◆ THE EXERCISE ◆
With the pictures left out, copy the listing below exactly.

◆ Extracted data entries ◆
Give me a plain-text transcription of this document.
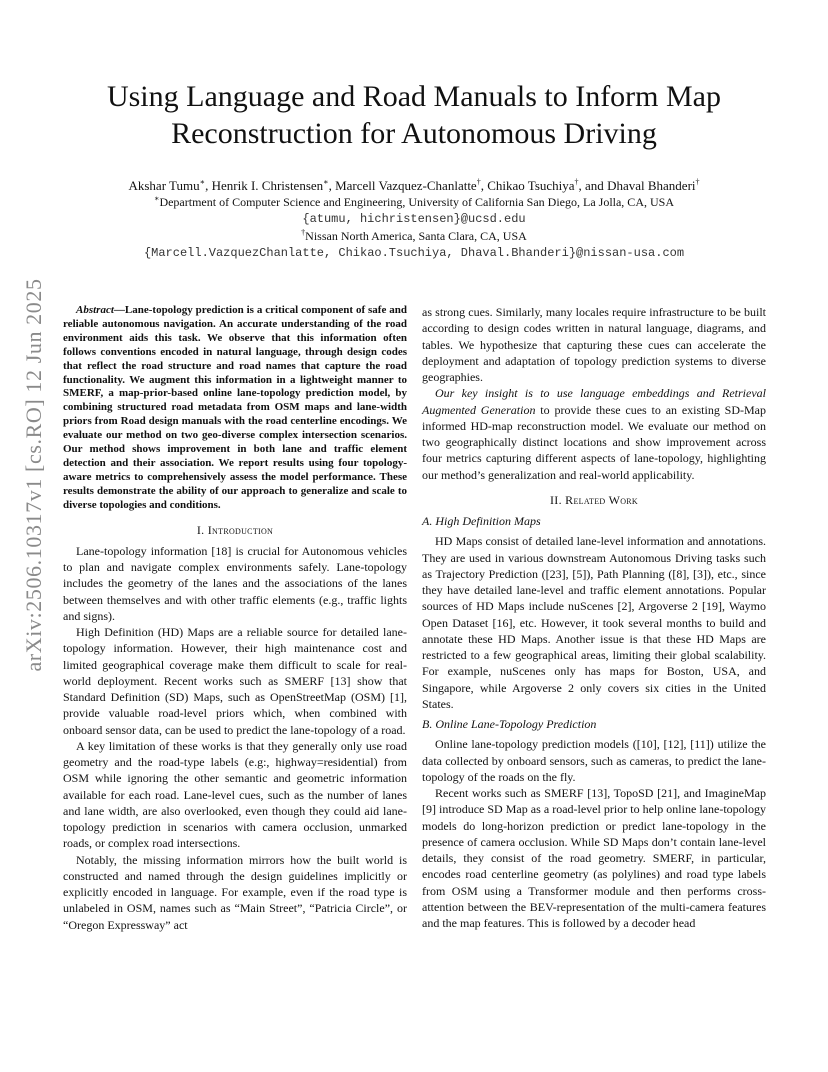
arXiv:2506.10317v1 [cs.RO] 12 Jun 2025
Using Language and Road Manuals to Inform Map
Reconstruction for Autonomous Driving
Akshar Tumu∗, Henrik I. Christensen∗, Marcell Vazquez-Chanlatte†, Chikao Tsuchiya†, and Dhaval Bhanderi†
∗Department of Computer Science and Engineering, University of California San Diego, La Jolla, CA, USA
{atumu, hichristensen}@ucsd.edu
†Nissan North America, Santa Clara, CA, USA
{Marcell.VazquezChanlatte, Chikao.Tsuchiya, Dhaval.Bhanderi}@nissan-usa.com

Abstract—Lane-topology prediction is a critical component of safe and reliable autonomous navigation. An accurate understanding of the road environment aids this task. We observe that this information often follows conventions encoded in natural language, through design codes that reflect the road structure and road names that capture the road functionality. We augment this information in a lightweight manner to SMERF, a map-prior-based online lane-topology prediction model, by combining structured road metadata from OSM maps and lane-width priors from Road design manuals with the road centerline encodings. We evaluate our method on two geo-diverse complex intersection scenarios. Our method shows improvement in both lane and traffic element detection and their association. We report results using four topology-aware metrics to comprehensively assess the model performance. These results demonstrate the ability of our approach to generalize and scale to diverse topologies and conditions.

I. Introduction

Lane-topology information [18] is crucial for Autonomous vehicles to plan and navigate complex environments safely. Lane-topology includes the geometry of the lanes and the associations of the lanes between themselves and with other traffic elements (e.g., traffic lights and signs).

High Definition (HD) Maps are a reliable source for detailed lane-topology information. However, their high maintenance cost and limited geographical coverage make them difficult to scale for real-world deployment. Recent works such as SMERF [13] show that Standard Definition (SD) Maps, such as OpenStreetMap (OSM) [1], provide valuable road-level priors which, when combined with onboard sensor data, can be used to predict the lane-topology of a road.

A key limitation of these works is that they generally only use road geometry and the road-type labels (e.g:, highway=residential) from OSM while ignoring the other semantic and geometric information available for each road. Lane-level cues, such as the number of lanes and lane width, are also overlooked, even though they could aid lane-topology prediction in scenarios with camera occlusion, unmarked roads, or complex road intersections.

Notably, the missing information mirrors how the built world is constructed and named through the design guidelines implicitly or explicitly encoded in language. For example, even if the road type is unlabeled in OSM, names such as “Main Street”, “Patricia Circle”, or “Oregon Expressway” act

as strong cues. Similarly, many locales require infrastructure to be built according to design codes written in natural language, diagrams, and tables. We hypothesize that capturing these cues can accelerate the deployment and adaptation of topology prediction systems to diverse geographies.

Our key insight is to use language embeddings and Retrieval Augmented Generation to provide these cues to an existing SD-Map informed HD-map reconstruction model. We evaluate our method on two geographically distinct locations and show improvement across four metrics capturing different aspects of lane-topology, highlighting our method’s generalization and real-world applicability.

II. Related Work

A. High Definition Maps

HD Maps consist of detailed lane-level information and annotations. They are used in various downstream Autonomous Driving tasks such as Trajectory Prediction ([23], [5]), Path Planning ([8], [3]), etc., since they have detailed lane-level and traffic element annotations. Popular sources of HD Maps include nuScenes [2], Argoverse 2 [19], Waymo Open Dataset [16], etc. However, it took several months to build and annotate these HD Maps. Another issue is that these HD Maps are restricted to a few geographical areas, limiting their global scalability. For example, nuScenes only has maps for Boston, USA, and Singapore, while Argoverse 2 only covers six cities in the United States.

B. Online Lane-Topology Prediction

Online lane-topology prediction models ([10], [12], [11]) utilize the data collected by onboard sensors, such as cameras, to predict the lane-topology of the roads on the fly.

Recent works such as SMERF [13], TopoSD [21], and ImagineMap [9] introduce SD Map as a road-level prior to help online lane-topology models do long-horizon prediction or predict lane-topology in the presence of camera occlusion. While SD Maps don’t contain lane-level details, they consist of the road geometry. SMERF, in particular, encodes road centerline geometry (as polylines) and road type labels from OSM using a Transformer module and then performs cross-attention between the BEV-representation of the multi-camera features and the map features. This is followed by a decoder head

◆ EXERCISE RESPONSE ◆
Give me a plain-text transcription of this document.
arXiv:2506.10317v1 [cs.RO] 12 Jun 2025
Using Language and Road Manuals to Inform Map
Reconstruction for Autonomous Driving
Akshar Tumu∗, Henrik I. Christensen∗, Marcell Vazquez-Chanlatte†, Chikao Tsuchiya†, and Dhaval Bhanderi†
∗Department of Computer Science and Engineering, University of California San Diego, La Jolla, CA, USA
{atumu, hichristensen}@ucsd.edu
†Nissan North America, Santa Clara, CA, USA
{Marcell.VazquezChanlatte, Chikao.Tsuchiya, Dhaval.Bhanderi}@nissan-usa.com

Abstract—Lane-topology prediction is a critical component of safe and reliable autonomous navigation. An accurate understanding of the road environment aids this task. We observe that this information often follows conventions encoded in natural language, through design codes that reflect the road structure and road names that capture the road functionality. We augment this information in a lightweight manner to SMERF, a map-prior-based online lane-topology prediction model, by combining structured road metadata from OSM maps and lane-width priors from Road design manuals with the road centerline encodings. We evaluate our method on two geo-diverse complex intersection scenarios. Our method shows improvement in both lane and traffic element detection and their association. We report results using four topology-aware metrics to comprehensively assess the model performance. These results demonstrate the ability of our approach to generalize and scale to diverse topologies and conditions.

I. Introduction

Lane-topology information [18] is crucial for Autonomous vehicles to plan and navigate complex environments safely. Lane-topology includes the geometry of the lanes and the associations of the lanes between themselves and with other traffic elements (e.g., traffic lights and signs).

High Definition (HD) Maps are a reliable source for detailed lane-topology information. However, their high maintenance cost and limited geographical coverage make them difficult to scale for real-world deployment. Recent works such as SMERF [13] show that Standard Definition (SD) Maps, such as OpenStreetMap (OSM) [1], provide valuable road-level priors which, when combined with onboard sensor data, can be used to predict the lane-topology of a road.

A key limitation of these works is that they generally only use road geometry and the road-type labels (e.g:, highway=residential) from OSM while ignoring the other semantic and geometric information available for each road. Lane-level cues, such as the number of lanes and lane width, are also overlooked, even though they could aid lane-topology prediction in scenarios with camera occlusion, unmarked roads, or complex road intersections.

Notably, the missing information mirrors how the built world is constructed and named through the design guidelines implicitly or explicitly encoded in language. For example, even if the road type is unlabeled in OSM, names such as “Main Street”, “Patricia Circle”, or “Oregon Expressway” act

as strong cues. Similarly, many locales require infrastructure to be built according to design codes written in natural language, diagrams, and tables. We hypothesize that capturing these cues can accelerate the deployment and adaptation of topology prediction systems to diverse geographies.

Our key insight is to use language embeddings and Retrieval Augmented Generation to provide these cues to an existing SD-Map informed HD-map reconstruction model. We evaluate our method on two geographically distinct locations and show improvement across four metrics capturing different aspects of lane-topology, highlighting our method’s generalization and real-world applicability.

II. Related Work

A. High Definition Maps

HD Maps consist of detailed lane-level information and annotations. They are used in various downstream Autonomous Driving tasks such as Trajectory Prediction ([23], [5]), Path Planning ([8], [3]), etc., since they have detailed lane-level and traffic element annotations. Popular sources of HD Maps include nuScenes [2], Argoverse 2 [19], Waymo Open Dataset [16], etc. However, it took several months to build and annotate these HD Maps. Another issue is that these HD Maps are restricted to a few geographical areas, limiting their global scalability. For example, nuScenes only has maps for Boston, USA, and Singapore, while Argoverse 2 only covers six cities in the United States.

B. Online Lane-Topology Prediction

Online lane-topology prediction models ([10], [12], [11]) utilize the data collected by onboard sensors, such as cameras, to predict the lane-topology of the roads on the fly.

Recent works such as SMERF [13], TopoSD [21], and ImagineMap [9] introduce SD Map as a road-level prior to help online lane-topology models do long-horizon prediction or predict lane-topology in the presence of camera occlusion. While SD Maps don’t contain lane-level details, they consist of the road geometry. SMERF, in particular, encodes road centerline geometry (as polylines) and road type labels from OSM using a Transformer module and then performs cross-attention between the BEV-representation of the multi-camera features and the map features. This is followed by a decoder head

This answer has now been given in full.